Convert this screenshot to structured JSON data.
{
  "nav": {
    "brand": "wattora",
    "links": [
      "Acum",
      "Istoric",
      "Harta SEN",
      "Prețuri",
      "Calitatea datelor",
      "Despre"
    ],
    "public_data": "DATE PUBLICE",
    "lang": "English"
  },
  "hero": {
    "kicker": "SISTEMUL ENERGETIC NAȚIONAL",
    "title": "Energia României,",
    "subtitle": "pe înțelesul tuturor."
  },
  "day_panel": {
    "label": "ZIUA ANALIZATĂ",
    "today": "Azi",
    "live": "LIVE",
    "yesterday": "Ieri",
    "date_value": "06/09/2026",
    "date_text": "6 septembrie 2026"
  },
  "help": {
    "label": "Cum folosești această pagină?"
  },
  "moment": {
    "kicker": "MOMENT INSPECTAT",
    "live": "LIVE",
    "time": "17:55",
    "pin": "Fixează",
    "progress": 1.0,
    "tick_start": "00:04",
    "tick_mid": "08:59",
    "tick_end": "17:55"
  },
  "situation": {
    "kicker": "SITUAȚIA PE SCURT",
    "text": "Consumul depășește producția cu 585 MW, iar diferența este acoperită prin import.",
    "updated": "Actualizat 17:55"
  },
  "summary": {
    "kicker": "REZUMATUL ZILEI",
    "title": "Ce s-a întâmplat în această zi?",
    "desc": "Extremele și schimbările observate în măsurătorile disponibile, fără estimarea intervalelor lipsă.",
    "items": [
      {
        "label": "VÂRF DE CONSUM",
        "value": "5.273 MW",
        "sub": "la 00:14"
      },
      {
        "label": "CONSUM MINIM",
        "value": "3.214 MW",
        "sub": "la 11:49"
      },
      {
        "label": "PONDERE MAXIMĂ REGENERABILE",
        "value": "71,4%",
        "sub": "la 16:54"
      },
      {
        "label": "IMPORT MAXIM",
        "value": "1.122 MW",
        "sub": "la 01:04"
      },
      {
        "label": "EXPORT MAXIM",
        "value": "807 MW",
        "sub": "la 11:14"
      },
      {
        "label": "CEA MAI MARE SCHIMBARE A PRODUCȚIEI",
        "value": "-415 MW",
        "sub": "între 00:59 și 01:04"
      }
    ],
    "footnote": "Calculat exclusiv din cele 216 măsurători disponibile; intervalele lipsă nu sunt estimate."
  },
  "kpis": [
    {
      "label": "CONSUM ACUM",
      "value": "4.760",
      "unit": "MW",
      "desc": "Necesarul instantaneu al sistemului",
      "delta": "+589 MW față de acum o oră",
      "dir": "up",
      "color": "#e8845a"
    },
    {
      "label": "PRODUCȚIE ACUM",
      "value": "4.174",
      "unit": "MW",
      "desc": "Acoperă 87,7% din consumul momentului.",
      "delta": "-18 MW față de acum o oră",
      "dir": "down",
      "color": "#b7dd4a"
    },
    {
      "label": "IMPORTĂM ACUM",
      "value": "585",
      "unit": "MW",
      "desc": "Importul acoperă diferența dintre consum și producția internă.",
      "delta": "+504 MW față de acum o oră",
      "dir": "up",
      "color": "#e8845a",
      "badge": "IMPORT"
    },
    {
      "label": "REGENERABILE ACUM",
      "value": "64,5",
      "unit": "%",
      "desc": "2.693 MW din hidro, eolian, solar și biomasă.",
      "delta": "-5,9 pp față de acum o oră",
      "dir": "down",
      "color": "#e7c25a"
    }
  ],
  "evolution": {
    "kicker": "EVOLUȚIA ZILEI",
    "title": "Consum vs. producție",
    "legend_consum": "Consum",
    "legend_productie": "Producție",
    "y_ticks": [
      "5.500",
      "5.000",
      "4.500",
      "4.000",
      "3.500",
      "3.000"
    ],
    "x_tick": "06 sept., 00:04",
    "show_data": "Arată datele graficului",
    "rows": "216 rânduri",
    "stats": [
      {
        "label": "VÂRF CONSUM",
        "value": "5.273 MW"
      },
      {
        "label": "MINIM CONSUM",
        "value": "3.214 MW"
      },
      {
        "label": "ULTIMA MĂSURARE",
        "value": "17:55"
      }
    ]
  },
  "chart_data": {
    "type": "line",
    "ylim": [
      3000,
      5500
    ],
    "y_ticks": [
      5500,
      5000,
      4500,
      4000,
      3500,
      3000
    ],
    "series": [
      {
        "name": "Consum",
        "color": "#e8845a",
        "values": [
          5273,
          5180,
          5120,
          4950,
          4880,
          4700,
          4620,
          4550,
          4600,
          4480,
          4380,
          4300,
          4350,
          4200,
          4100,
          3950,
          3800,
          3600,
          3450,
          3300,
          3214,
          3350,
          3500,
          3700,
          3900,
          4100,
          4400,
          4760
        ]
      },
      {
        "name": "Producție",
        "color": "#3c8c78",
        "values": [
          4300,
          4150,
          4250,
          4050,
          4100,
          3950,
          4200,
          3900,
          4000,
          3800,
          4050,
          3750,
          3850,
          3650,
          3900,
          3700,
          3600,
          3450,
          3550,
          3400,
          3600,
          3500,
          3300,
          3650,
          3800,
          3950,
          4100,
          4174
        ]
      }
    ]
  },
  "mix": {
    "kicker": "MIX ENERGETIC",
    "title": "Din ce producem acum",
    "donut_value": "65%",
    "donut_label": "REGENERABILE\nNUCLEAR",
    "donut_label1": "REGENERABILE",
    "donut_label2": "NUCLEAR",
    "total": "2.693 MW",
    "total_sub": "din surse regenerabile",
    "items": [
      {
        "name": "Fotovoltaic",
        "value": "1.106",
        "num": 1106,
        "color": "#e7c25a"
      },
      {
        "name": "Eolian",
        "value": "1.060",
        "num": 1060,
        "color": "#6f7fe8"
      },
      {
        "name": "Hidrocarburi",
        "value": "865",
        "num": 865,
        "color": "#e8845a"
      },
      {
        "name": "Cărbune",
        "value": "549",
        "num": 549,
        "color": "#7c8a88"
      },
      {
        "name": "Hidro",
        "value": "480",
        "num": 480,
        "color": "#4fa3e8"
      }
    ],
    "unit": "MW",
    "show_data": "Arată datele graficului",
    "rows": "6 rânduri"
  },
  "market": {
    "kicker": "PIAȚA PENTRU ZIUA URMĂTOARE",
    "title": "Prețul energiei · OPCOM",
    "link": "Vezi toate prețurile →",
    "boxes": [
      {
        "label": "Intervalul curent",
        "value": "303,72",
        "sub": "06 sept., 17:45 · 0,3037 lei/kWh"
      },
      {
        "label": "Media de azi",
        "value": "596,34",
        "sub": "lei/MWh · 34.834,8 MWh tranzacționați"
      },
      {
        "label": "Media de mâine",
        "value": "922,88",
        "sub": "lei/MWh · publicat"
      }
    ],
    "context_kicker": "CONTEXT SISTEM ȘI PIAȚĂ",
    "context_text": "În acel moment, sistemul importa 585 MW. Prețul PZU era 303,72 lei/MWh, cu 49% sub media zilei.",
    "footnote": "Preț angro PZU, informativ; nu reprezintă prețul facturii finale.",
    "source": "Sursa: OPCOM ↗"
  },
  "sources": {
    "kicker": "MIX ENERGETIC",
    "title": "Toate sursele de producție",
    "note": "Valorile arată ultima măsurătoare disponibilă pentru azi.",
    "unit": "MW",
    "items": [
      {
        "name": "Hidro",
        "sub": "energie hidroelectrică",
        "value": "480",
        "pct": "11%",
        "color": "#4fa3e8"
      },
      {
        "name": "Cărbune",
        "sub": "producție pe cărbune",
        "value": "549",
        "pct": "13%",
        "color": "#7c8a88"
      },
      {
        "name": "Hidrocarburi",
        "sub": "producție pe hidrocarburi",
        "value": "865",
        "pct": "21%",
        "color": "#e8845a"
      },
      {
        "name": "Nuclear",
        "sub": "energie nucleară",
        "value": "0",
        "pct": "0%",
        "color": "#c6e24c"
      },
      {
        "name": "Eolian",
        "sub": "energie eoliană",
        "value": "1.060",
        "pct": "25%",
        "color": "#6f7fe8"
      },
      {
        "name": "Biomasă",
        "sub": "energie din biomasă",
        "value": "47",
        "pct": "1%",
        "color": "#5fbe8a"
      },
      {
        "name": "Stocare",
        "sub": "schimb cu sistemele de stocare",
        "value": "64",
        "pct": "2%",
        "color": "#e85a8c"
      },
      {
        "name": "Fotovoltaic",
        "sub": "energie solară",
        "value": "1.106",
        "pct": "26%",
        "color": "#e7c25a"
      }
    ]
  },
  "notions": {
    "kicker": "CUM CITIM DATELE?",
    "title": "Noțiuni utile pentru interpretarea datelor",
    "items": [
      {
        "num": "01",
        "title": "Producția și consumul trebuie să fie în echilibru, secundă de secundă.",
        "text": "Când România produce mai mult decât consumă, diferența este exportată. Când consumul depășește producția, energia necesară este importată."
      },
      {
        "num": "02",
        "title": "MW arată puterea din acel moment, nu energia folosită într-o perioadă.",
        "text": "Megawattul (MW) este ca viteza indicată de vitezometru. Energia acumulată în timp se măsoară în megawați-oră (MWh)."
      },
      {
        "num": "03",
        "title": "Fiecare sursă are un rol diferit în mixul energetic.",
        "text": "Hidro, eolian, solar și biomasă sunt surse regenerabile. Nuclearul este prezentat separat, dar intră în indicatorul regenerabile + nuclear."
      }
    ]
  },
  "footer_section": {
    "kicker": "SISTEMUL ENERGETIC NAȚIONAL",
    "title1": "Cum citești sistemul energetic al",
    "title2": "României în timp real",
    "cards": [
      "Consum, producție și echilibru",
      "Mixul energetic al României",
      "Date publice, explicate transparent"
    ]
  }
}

::::::

**Task brief**
Look for "desc" and pull out every line that has it.

**Result of this task**
    "desc": "Extremele și schimbările observate în măsurătorile disponibile, fără estimarea intervalelor lipsă.",
      "desc": "Necesarul instantaneu al sistemului",
      "desc": "Acoperă 87,7% din consumul momentului.",
      "desc": "Importul acoperă diferența dintre consum și producția internă.",
      "desc": "2.693 MW din hidro, eolian, solar și biomasă.",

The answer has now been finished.